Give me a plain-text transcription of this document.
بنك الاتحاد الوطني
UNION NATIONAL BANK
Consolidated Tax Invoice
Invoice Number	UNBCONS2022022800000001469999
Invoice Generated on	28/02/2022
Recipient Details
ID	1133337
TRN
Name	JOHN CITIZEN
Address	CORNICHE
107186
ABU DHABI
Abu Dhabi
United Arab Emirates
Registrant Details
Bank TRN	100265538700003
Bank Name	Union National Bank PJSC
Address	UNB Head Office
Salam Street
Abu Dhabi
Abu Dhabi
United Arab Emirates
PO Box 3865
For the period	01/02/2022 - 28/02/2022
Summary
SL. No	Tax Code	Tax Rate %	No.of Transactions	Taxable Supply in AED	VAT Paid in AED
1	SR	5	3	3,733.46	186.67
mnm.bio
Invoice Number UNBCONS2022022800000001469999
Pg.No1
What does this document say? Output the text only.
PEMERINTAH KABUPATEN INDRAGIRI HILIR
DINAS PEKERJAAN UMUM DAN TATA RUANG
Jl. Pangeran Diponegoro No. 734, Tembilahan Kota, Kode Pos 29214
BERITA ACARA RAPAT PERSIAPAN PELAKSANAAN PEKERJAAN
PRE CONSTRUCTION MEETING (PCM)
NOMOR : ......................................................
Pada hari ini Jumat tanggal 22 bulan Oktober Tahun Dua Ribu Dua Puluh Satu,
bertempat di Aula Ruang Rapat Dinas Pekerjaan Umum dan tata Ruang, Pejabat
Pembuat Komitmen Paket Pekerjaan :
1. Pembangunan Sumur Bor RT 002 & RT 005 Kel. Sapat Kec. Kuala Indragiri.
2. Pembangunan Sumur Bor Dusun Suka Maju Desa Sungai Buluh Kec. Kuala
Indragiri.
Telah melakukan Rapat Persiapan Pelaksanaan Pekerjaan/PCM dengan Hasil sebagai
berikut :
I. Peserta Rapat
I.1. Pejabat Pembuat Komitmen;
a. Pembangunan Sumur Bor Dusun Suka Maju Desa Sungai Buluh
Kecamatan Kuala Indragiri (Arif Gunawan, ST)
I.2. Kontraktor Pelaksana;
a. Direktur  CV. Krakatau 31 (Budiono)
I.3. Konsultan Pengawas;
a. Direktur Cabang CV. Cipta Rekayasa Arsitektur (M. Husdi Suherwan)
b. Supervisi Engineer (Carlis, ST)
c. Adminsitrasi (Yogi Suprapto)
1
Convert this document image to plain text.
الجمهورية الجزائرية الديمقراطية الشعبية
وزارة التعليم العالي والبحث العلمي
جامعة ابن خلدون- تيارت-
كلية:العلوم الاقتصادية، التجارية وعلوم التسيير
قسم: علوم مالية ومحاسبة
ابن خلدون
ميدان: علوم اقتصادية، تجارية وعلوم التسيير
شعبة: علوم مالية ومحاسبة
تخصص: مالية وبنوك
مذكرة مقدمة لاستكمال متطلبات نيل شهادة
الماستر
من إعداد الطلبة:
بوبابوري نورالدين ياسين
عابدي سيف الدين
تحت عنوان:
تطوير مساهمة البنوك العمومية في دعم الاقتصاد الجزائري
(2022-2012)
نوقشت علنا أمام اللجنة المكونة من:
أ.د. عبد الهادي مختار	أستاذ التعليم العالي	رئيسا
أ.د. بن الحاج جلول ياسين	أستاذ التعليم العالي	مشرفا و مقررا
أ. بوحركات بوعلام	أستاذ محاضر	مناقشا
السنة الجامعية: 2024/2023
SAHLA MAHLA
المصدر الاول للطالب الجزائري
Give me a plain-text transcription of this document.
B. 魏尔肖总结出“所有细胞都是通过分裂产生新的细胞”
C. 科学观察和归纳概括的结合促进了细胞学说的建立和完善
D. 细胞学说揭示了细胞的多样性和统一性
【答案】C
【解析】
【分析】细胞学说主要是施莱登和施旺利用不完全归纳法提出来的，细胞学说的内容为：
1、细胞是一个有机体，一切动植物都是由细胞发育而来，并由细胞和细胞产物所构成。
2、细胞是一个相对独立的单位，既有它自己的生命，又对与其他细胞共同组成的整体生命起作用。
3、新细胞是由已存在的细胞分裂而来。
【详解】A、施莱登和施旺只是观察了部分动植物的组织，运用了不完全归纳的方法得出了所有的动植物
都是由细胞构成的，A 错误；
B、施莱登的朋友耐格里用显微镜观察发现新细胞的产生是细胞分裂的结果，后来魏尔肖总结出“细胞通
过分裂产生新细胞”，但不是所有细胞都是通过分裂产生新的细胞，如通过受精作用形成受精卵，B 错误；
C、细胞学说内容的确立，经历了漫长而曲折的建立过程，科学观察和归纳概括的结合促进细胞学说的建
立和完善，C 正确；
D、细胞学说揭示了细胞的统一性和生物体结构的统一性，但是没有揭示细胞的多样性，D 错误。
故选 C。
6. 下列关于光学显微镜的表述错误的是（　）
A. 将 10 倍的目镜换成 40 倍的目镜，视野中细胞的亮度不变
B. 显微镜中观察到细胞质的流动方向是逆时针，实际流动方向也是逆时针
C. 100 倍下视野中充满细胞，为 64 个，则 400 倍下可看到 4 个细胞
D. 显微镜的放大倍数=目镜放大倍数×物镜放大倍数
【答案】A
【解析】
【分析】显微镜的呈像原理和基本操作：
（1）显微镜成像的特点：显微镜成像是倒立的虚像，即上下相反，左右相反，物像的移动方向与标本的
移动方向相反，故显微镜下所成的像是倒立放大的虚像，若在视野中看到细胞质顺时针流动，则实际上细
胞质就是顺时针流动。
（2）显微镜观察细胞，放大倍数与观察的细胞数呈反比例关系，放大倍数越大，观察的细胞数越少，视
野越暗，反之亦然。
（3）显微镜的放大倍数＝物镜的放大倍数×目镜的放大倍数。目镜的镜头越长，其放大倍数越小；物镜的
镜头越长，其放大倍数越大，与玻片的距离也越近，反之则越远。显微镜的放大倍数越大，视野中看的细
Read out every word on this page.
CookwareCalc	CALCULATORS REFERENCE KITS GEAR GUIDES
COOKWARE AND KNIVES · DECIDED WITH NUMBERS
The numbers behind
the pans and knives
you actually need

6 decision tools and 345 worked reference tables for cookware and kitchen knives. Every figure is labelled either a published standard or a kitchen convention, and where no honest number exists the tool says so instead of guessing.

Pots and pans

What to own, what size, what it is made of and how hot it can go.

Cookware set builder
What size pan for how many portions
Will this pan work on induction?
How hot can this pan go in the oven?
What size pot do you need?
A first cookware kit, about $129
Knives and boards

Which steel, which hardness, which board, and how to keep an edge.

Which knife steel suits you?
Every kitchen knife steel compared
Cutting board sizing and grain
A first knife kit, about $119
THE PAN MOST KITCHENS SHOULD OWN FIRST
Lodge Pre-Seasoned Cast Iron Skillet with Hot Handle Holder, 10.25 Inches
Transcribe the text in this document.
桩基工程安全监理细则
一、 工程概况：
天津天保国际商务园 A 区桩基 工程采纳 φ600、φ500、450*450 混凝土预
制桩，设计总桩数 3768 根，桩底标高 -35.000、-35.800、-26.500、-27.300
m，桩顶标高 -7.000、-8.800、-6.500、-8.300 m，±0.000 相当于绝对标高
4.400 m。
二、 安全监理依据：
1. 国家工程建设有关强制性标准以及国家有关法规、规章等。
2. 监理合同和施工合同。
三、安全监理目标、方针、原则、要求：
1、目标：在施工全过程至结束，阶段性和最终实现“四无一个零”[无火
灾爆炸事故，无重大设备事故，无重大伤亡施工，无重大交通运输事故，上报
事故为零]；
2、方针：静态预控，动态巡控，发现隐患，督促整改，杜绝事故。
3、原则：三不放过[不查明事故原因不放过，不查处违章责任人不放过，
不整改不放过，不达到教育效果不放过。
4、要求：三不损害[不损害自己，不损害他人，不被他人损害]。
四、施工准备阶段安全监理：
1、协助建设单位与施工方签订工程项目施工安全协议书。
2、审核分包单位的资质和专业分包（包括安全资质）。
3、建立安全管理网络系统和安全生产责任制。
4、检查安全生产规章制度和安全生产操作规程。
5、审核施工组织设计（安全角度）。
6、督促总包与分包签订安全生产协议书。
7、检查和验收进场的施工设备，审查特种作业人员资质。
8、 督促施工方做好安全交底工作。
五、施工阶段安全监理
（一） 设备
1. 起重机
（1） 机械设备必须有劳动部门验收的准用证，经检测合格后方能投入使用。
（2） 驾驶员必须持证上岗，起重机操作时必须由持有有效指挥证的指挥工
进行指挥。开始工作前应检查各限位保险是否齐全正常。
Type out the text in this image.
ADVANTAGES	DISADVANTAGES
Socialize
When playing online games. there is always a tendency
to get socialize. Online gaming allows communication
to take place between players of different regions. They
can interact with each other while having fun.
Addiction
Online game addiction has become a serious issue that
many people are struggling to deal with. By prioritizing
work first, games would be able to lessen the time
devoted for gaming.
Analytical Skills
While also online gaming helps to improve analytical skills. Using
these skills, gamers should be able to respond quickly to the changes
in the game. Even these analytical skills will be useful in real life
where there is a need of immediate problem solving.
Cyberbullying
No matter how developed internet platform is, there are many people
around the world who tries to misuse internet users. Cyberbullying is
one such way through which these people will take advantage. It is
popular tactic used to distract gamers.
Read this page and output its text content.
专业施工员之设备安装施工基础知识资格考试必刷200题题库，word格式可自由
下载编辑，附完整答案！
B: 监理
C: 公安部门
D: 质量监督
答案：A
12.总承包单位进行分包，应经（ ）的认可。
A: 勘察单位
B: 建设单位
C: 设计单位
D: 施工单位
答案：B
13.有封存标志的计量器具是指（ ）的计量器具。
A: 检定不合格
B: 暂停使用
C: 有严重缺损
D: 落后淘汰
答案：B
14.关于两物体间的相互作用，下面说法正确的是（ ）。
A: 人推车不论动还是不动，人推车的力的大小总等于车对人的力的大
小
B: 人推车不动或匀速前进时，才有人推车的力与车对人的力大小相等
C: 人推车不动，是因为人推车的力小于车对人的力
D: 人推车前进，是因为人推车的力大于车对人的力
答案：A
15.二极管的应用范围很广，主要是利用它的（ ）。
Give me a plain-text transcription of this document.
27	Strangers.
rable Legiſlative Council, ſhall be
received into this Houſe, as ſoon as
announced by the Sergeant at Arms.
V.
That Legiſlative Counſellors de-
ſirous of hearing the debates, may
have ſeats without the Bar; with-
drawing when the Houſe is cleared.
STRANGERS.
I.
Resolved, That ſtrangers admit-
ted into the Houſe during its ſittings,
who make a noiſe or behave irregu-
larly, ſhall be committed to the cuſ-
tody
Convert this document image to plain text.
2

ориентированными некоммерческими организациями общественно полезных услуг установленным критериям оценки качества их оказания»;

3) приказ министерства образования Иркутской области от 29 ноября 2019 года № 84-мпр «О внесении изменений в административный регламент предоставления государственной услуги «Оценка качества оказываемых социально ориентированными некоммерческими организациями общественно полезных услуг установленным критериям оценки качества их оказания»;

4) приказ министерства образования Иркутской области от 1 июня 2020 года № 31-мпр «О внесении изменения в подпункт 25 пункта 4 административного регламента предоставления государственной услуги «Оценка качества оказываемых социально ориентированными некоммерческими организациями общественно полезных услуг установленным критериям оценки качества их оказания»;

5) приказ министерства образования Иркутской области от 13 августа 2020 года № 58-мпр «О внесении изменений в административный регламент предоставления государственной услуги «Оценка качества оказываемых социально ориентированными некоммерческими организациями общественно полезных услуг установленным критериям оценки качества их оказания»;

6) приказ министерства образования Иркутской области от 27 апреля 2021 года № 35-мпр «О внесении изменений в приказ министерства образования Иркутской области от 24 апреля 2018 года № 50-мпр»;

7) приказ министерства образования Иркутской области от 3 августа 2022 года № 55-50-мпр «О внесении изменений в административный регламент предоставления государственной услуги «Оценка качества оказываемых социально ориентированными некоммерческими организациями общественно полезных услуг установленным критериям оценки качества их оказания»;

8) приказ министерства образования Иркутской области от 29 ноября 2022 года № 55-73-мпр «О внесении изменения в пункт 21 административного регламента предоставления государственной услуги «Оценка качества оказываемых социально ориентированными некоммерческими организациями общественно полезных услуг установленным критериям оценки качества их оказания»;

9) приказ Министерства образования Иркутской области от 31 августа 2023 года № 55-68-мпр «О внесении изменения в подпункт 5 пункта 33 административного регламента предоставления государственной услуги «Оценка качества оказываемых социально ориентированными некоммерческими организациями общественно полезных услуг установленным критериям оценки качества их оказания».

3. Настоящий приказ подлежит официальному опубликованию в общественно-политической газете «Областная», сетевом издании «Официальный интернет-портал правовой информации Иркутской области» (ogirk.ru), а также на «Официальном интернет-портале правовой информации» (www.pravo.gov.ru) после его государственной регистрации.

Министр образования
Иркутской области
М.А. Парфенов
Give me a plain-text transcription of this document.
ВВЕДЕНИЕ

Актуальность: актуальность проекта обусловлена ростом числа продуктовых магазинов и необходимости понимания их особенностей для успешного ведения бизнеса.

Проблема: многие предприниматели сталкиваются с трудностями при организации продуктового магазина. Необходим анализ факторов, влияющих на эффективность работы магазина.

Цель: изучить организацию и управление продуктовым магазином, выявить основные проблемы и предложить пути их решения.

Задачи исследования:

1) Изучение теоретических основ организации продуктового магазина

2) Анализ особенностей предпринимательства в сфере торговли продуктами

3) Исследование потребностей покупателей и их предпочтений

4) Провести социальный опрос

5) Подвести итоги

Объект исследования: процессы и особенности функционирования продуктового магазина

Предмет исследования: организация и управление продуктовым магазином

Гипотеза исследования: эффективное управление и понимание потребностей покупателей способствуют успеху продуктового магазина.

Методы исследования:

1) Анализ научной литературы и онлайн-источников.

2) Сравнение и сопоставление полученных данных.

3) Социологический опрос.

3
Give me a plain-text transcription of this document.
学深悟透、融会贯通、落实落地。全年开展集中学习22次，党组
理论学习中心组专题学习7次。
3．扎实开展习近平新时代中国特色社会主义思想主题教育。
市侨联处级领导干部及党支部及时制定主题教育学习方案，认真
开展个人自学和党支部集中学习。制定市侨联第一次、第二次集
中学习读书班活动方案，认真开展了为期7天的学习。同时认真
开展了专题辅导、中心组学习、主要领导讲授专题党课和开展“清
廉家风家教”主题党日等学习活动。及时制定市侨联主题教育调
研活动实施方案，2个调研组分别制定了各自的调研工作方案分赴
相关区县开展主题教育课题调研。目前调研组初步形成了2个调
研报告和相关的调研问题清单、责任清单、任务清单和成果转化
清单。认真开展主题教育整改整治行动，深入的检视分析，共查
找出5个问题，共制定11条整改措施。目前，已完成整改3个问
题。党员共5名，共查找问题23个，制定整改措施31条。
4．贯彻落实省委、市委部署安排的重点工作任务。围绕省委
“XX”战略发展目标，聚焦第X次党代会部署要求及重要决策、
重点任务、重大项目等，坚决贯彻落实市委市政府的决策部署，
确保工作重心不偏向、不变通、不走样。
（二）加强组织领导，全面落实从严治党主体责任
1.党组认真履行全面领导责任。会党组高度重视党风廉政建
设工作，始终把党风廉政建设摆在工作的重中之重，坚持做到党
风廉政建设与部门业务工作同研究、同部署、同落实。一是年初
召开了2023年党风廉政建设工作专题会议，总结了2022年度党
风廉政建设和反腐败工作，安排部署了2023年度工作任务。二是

EXERCISE AIM:
Tell how many lines of the records above hold the string "What". Give no other text.

TASK RESULT:
4